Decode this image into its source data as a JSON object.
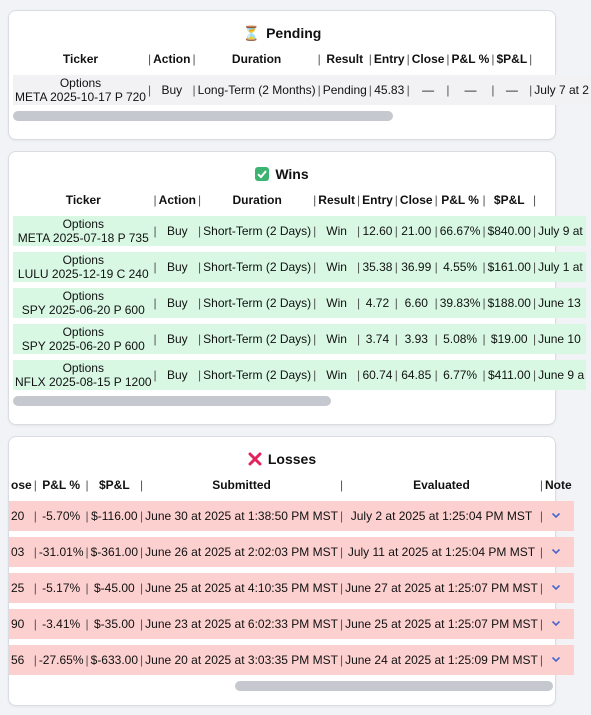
{
  "pending": {
    "icon": "hourglass-icon",
    "title": "Pending",
    "headers": [
      "Ticker",
      "Action",
      "Duration",
      "Result",
      "Entry",
      "Close",
      "P&L %",
      "$P&L",
      ""
    ],
    "rows": [
      {
        "ticker_type": "Options",
        "ticker": "META 2025-10-17 P 720",
        "action": "Buy",
        "duration": "Long-Term (2 Months)",
        "result": "Pending",
        "entry": "45.83",
        "close": "—",
        "pnl_pct": "—",
        "pnl": "—",
        "submitted": "July 7 at 2"
      }
    ]
  },
  "wins": {
    "icon": "check-box-icon",
    "title": "Wins",
    "headers": [
      "Ticker",
      "Action",
      "Duration",
      "Result",
      "Entry",
      "Close",
      "P&L %",
      "$P&L",
      ""
    ],
    "rows": [
      {
        "ticker_type": "Options",
        "ticker": "META 2025-07-18 P 735",
        "action": "Buy",
        "duration": "Short-Term (2 Days)",
        "result": "Win",
        "entry": "12.60",
        "close": "21.00",
        "pnl_pct": "66.67%",
        "pnl": "$840.00",
        "submitted": "July 9 at"
      },
      {
        "ticker_type": "Options",
        "ticker": "LULU 2025-12-19 C 240",
        "action": "Buy",
        "duration": "Short-Term (2 Days)",
        "result": "Win",
        "entry": "35.38",
        "close": "36.99",
        "pnl_pct": "4.55%",
        "pnl": "$161.00",
        "submitted": "July 1 at"
      },
      {
        "ticker_type": "Options",
        "ticker": "SPY 2025-06-20 P 600",
        "action": "Buy",
        "duration": "Short-Term (2 Days)",
        "result": "Win",
        "entry": "4.72",
        "close": "6.60",
        "pnl_pct": "39.83%",
        "pnl": "$188.00",
        "submitted": "June 13"
      },
      {
        "ticker_type": "Options",
        "ticker": "SPY 2025-06-20 P 600",
        "action": "Buy",
        "duration": "Short-Term (2 Days)",
        "result": "Win",
        "entry": "3.74",
        "close": "3.93",
        "pnl_pct": "5.08%",
        "pnl": "$19.00",
        "submitted": "June 10"
      },
      {
        "ticker_type": "Options",
        "ticker": "NFLX 2025-08-15 P 1200",
        "action": "Buy",
        "duration": "Short-Term (2 Days)",
        "result": "Win",
        "entry": "60.74",
        "close": "64.85",
        "pnl_pct": "6.77%",
        "pnl": "$411.00",
        "submitted": "June 9 a"
      }
    ]
  },
  "losses": {
    "icon": "red-x-icon",
    "title": "Losses",
    "headers": [
      "ose",
      "P&L %",
      "$P&L",
      "Submitted",
      "Evaluated",
      "Note"
    ],
    "rows": [
      {
        "close": "20",
        "pnl_pct": "-5.70%",
        "pnl": "$-116.00",
        "submitted": "June 30 at 2025 at 1:38:50 PM MST",
        "evaluated": "July 2 at 2025 at 1:25:04 PM MST"
      },
      {
        "close": "03",
        "pnl_pct": "-31.01%",
        "pnl": "$-361.00",
        "submitted": "June 26 at 2025 at 2:02:03 PM MST",
        "evaluated": "July 11 at 2025 at 1:25:04 PM MST"
      },
      {
        "close": "25",
        "pnl_pct": "-5.17%",
        "pnl": "$-45.00",
        "submitted": "June 25 at 2025 at 4:10:35 PM MST",
        "evaluated": "June 27 at 2025 at 1:25:07 PM MST"
      },
      {
        "close": "90",
        "pnl_pct": "-3.41%",
        "pnl": "$-35.00",
        "submitted": "June 23 at 2025 at 6:02:33 PM MST",
        "evaluated": "June 25 at 2025 at 1:25:07 PM MST"
      },
      {
        "close": "56",
        "pnl_pct": "-27.65%",
        "pnl": "$-633.00",
        "submitted": "June 20 at 2025 at 3:03:35 PM MST",
        "evaluated": "June 24 at 2025 at 1:25:09 PM MST"
      }
    ]
  },
  "colors": {
    "win_row": "#d8f8e4",
    "loss_row": "#fdd0d0",
    "pending_row": "#f2f2f4",
    "chevron": "#4a68c9"
  }
}
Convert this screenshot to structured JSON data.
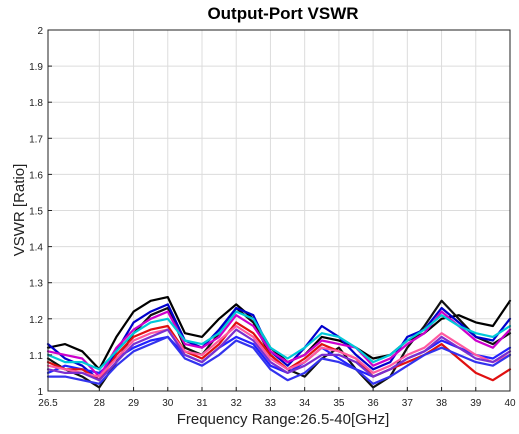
{
  "chart_data": {
    "type": "line",
    "title": "Output-Port VSWR",
    "xlabel": "Frequency Range:26.5-40[GHz]",
    "ylabel": "VSWR [Ratio]",
    "xlim": [
      26.5,
      40
    ],
    "ylim": [
      1,
      2
    ],
    "xticks": [
      26.5,
      28,
      29,
      30,
      31,
      32,
      33,
      34,
      35,
      36,
      37,
      38,
      39,
      40
    ],
    "xtick_labels": [
      "26.5",
      "28",
      "29",
      "30",
      "31",
      "32",
      "33",
      "34",
      "35",
      "36",
      "37",
      "38",
      "39",
      "40"
    ],
    "yticks": [
      1,
      1.1,
      1.2,
      1.3,
      1.4,
      1.5,
      1.6,
      1.7,
      1.8,
      1.9,
      2
    ],
    "ytick_labels": [
      "1",
      "1.1",
      "1.2",
      "1.3",
      "1.4",
      "1.5",
      "1.6",
      "1.7",
      "1.8",
      "1.9",
      "2"
    ],
    "grid": true,
    "x": [
      26.5,
      27,
      27.5,
      28,
      28.5,
      29,
      29.5,
      30,
      30.5,
      31,
      31.5,
      32,
      32.5,
      33,
      33.5,
      34,
      34.5,
      35,
      35.5,
      36,
      36.5,
      37,
      37.5,
      38,
      38.5,
      39,
      39.5,
      40
    ],
    "series": [
      {
        "color": "#000000",
        "values": [
          1.12,
          1.13,
          1.11,
          1.06,
          1.15,
          1.22,
          1.25,
          1.26,
          1.16,
          1.15,
          1.2,
          1.24,
          1.2,
          1.12,
          1.08,
          1.1,
          1.15,
          1.14,
          1.12,
          1.09,
          1.1,
          1.14,
          1.16,
          1.2,
          1.21,
          1.19,
          1.18,
          1.25
        ]
      },
      {
        "color": "#111111",
        "values": [
          1.09,
          1.06,
          1.04,
          1.01,
          1.08,
          1.16,
          1.21,
          1.23,
          1.12,
          1.1,
          1.16,
          1.23,
          1.19,
          1.1,
          1.06,
          1.04,
          1.09,
          1.12,
          1.06,
          1.01,
          1.04,
          1.12,
          1.18,
          1.25,
          1.2,
          1.15,
          1.13,
          1.16
        ]
      },
      {
        "color": "#0000cc",
        "values": [
          1.13,
          1.09,
          1.07,
          1.03,
          1.11,
          1.19,
          1.22,
          1.24,
          1.14,
          1.12,
          1.17,
          1.23,
          1.21,
          1.11,
          1.07,
          1.12,
          1.18,
          1.15,
          1.1,
          1.06,
          1.08,
          1.15,
          1.17,
          1.23,
          1.19,
          1.15,
          1.14,
          1.2
        ]
      },
      {
        "color": "#2222ff",
        "values": [
          1.05,
          1.07,
          1.06,
          1.05,
          1.09,
          1.12,
          1.14,
          1.15,
          1.1,
          1.08,
          1.12,
          1.15,
          1.13,
          1.07,
          1.05,
          1.08,
          1.12,
          1.09,
          1.06,
          1.04,
          1.06,
          1.09,
          1.11,
          1.14,
          1.12,
          1.1,
          1.09,
          1.12
        ]
      },
      {
        "color": "#e01010",
        "values": [
          1.08,
          1.06,
          1.06,
          1.03,
          1.1,
          1.15,
          1.17,
          1.18,
          1.11,
          1.09,
          1.13,
          1.19,
          1.16,
          1.1,
          1.06,
          1.09,
          1.13,
          1.11,
          1.09,
          1.04,
          1.06,
          1.08,
          1.1,
          1.13,
          1.09,
          1.05,
          1.03,
          1.06
        ]
      },
      {
        "color": "#cc00cc",
        "values": [
          1.11,
          1.1,
          1.09,
          1.04,
          1.12,
          1.17,
          1.2,
          1.22,
          1.13,
          1.12,
          1.15,
          1.21,
          1.18,
          1.11,
          1.08,
          1.1,
          1.14,
          1.13,
          1.12,
          1.07,
          1.09,
          1.13,
          1.16,
          1.22,
          1.18,
          1.14,
          1.12,
          1.17
        ]
      },
      {
        "color": "#00c8d8",
        "values": [
          1.1,
          1.08,
          1.08,
          1.06,
          1.11,
          1.16,
          1.19,
          1.2,
          1.14,
          1.13,
          1.16,
          1.22,
          1.2,
          1.12,
          1.09,
          1.12,
          1.16,
          1.15,
          1.12,
          1.08,
          1.1,
          1.14,
          1.17,
          1.21,
          1.18,
          1.16,
          1.15,
          1.18
        ]
      },
      {
        "color": "#ff5aa0",
        "values": [
          1.07,
          1.06,
          1.05,
          1.04,
          1.09,
          1.14,
          1.16,
          1.17,
          1.11,
          1.1,
          1.14,
          1.18,
          1.15,
          1.09,
          1.06,
          1.08,
          1.12,
          1.11,
          1.09,
          1.05,
          1.07,
          1.1,
          1.12,
          1.16,
          1.13,
          1.1,
          1.08,
          1.1
        ]
      },
      {
        "color": "#7a2fd0",
        "values": [
          1.06,
          1.05,
          1.05,
          1.03,
          1.08,
          1.13,
          1.15,
          1.17,
          1.1,
          1.08,
          1.12,
          1.17,
          1.14,
          1.08,
          1.05,
          1.07,
          1.1,
          1.1,
          1.08,
          1.04,
          1.06,
          1.09,
          1.11,
          1.15,
          1.12,
          1.09,
          1.08,
          1.11
        ]
      },
      {
        "color": "#3333ee",
        "values": [
          1.04,
          1.04,
          1.03,
          1.02,
          1.07,
          1.11,
          1.13,
          1.15,
          1.09,
          1.07,
          1.1,
          1.14,
          1.12,
          1.06,
          1.03,
          1.05,
          1.09,
          1.08,
          1.06,
          1.02,
          1.04,
          1.07,
          1.1,
          1.12,
          1.1,
          1.08,
          1.07,
          1.1
        ]
      }
    ]
  }
}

Exercise >>
In the listing above, locate each line with "icon" and copy it.

Solution for this task >>
    "icon": "hourglass-icon",
    "icon": "check-box-icon",
    "icon": "red-x-icon",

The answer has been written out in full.